Stored data entries
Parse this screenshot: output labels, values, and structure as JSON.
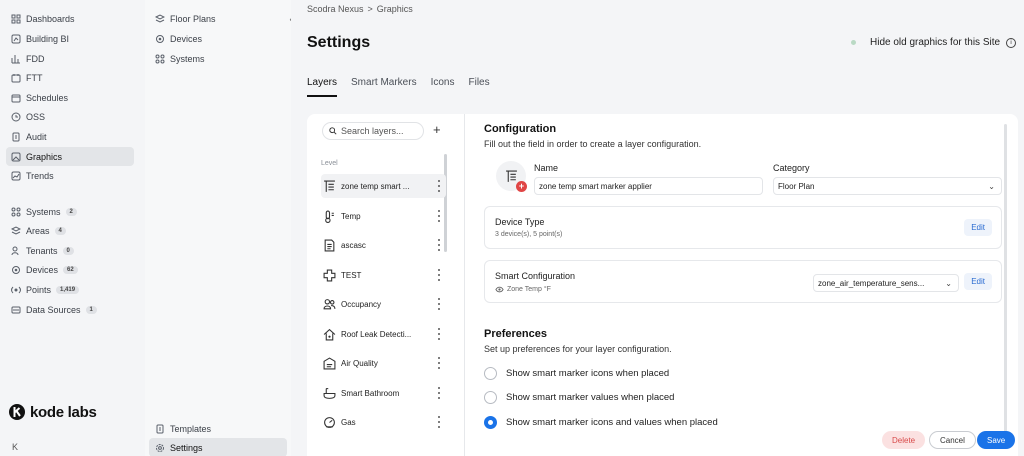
{
  "nav": {
    "items": [
      {
        "label": "Dashboards",
        "icon": "grid-icon",
        "badge": ""
      },
      {
        "label": "Building BI",
        "icon": "chart-icon",
        "badge": ""
      },
      {
        "label": "FDD",
        "icon": "fdd-icon",
        "badge": ""
      },
      {
        "label": "FTT",
        "icon": "ticket-icon",
        "badge": ""
      },
      {
        "label": "Schedules",
        "icon": "calendar-icon",
        "badge": ""
      },
      {
        "label": "OSS",
        "icon": "clock-icon",
        "badge": ""
      },
      {
        "label": "Audit",
        "icon": "audit-icon",
        "badge": ""
      },
      {
        "label": "Graphics",
        "icon": "image-icon",
        "badge": ""
      },
      {
        "label": "Trends",
        "icon": "trend-icon",
        "badge": ""
      }
    ],
    "items2": [
      {
        "label": "Systems",
        "icon": "systems-icon",
        "badge": "2"
      },
      {
        "label": "Areas",
        "icon": "areas-icon",
        "badge": "4"
      },
      {
        "label": "Tenants",
        "icon": "tenants-icon",
        "badge": "0"
      },
      {
        "label": "Devices",
        "icon": "device-icon",
        "badge": "62"
      },
      {
        "label": "Points",
        "icon": "points-icon",
        "badge": "1,419"
      },
      {
        "label": "Data Sources",
        "icon": "data-source-icon",
        "badge": "1"
      }
    ],
    "logo_text": "kode labs",
    "collapse_glyph": "K"
  },
  "subnav": {
    "top": [
      "Floor Plans",
      "Devices",
      "Systems"
    ],
    "bottom": [
      "Templates",
      "Settings"
    ]
  },
  "breadcrumb": {
    "root": "Scodra Nexus",
    "sep": ">",
    "current": "Graphics"
  },
  "page": {
    "title": "Settings",
    "hide_old_label": "Hide old graphics for this Site",
    "tabs": [
      "Layers",
      "Smart Markers",
      "Icons",
      "Files"
    ]
  },
  "layers": {
    "search_placeholder": "Search layers...",
    "add_glyph": "+",
    "level_label": "Level",
    "items": [
      {
        "name": "zone temp smart ...",
        "icon": "list-icon"
      },
      {
        "name": "Temp",
        "icon": "thermometer-icon"
      },
      {
        "name": "ascasc",
        "icon": "document-icon"
      },
      {
        "name": "TEST",
        "icon": "cross-icon"
      },
      {
        "name": "Occupancy",
        "icon": "people-icon"
      },
      {
        "name": "Roof Leak Detecti...",
        "icon": "roof-icon"
      },
      {
        "name": "Air Quality",
        "icon": "air-quality-icon"
      },
      {
        "name": "Smart Bathroom",
        "icon": "bathroom-icon"
      },
      {
        "name": "Gas",
        "icon": "gas-icon"
      }
    ]
  },
  "config": {
    "title": "Configuration",
    "subtitle": "Fill out the field in order to create a layer configuration.",
    "name_label": "Name",
    "name_value": "zone temp smart marker applier",
    "category_label": "Category",
    "category_value": "Floor Plan",
    "device_type": {
      "title": "Device Type",
      "sub": "3 device(s), 5 point(s)",
      "edit": "Edit"
    },
    "smart_config": {
      "title": "Smart Configuration",
      "sub": "Zone Temp °F",
      "select": "zone_air_temperature_sens...",
      "edit": "Edit"
    }
  },
  "prefs": {
    "title": "Preferences",
    "subtitle": "Set up preferences for your layer configuration.",
    "options": [
      {
        "label": "Show smart marker icons when placed",
        "checked": false
      },
      {
        "label": "Show smart marker values when placed",
        "checked": false
      },
      {
        "label": "Show smart marker icons and values when placed",
        "checked": true
      }
    ]
  },
  "footer": {
    "delete": "Delete",
    "cancel": "Cancel",
    "save": "Save"
  },
  "colors": {
    "accent": "#1a73e8",
    "danger": "#e04545"
  }
}
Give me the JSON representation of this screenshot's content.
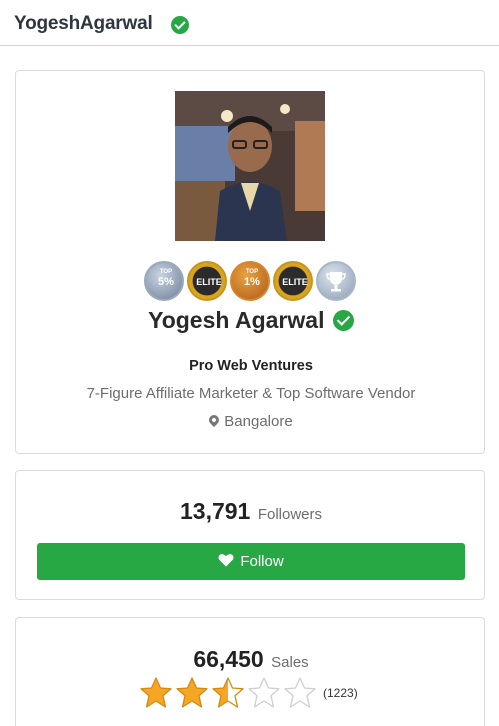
{
  "header": {
    "username": "YogeshAgarwal"
  },
  "profile": {
    "name": "Yogesh Agarwal",
    "company": "Pro Web Ventures",
    "tagline": "7-Figure Affiliate Marketer & Top Software Vendor",
    "location": "Bangalore",
    "badges": [
      {
        "icon": "top-5-percent-badge-icon",
        "label": "5%",
        "sub": "TOP"
      },
      {
        "icon": "elite-badge-icon",
        "label": "ELITE"
      },
      {
        "icon": "top-1-percent-badge-icon",
        "label": "1%",
        "sub": "TOP"
      },
      {
        "icon": "elite-badge-icon",
        "label": "ELITE"
      },
      {
        "icon": "trophy-badge-icon",
        "label": ""
      }
    ]
  },
  "followers": {
    "count": "13,791",
    "label": "Followers",
    "button_label": "Follow"
  },
  "sales": {
    "count": "66,450",
    "label": "Sales",
    "rating": 2.5,
    "rating_max": 5,
    "review_count": "(1223)"
  },
  "colors": {
    "verified": "#28a745",
    "follow_button": "#28a745",
    "star": "#f5a623",
    "star_empty": "#cfcfcf"
  }
}
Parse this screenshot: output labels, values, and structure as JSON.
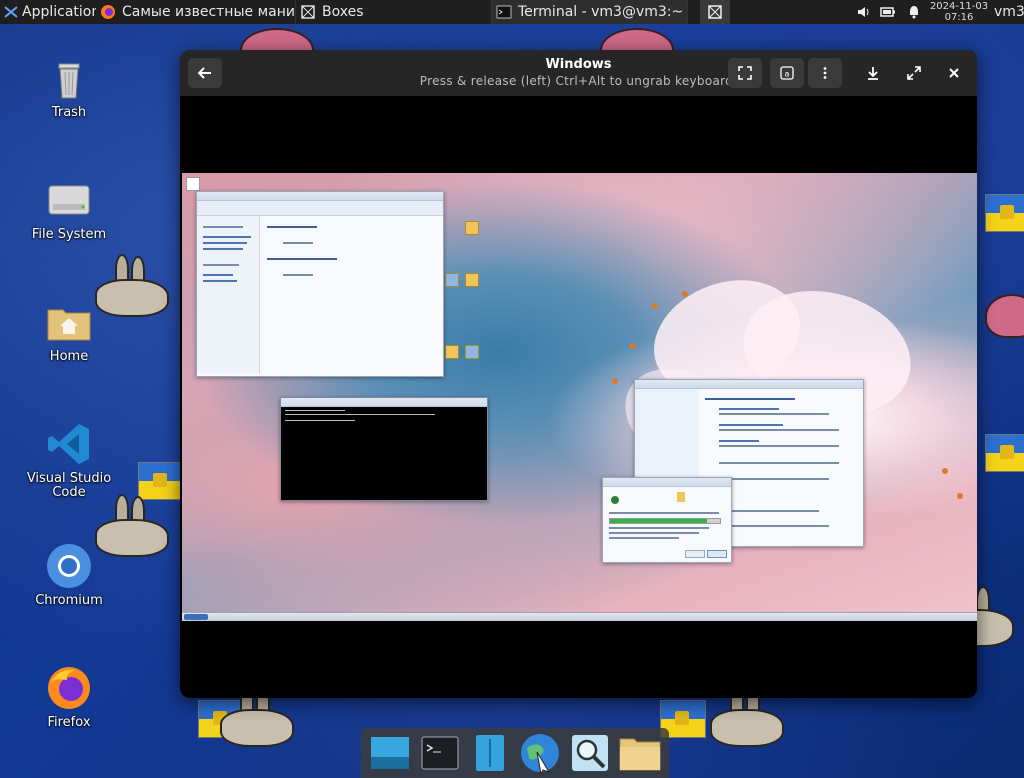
{
  "top_panel": {
    "applications_label": "Applications",
    "tasks": [
      {
        "label": "Самые известные манип...",
        "icon": "firefox-icon"
      },
      {
        "label": "Boxes",
        "icon": "boxes-icon"
      },
      {
        "label": "Terminal - vm3@vm3:~",
        "icon": "terminal-icon"
      }
    ],
    "clock_date": "2024-11-03",
    "clock_time": "07:16",
    "user": "vm3"
  },
  "desktop_icons": [
    {
      "label": "Trash",
      "icon": "trash-icon"
    },
    {
      "label": "File System",
      "icon": "drive-icon"
    },
    {
      "label": "Home",
      "icon": "home-folder-icon"
    },
    {
      "label": "Visual Studio Code",
      "icon": "vscode-icon"
    },
    {
      "label": "Chromium",
      "icon": "chromium-icon"
    },
    {
      "label": "Firefox",
      "icon": "firefox-icon"
    }
  ],
  "boxes_window": {
    "title": "Windows",
    "subtitle": "Press & release (left) Ctrl+Alt to ungrab keyboard."
  },
  "colors": {
    "panel_bg": "#1f1f1f",
    "headerbar_bg": "#262626",
    "desktop_blue": "#133a96"
  }
}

▶ What you have to do: Only the number is wanted: how many lines in the entries above contain the word "Show"?

▶ Problem solution: 3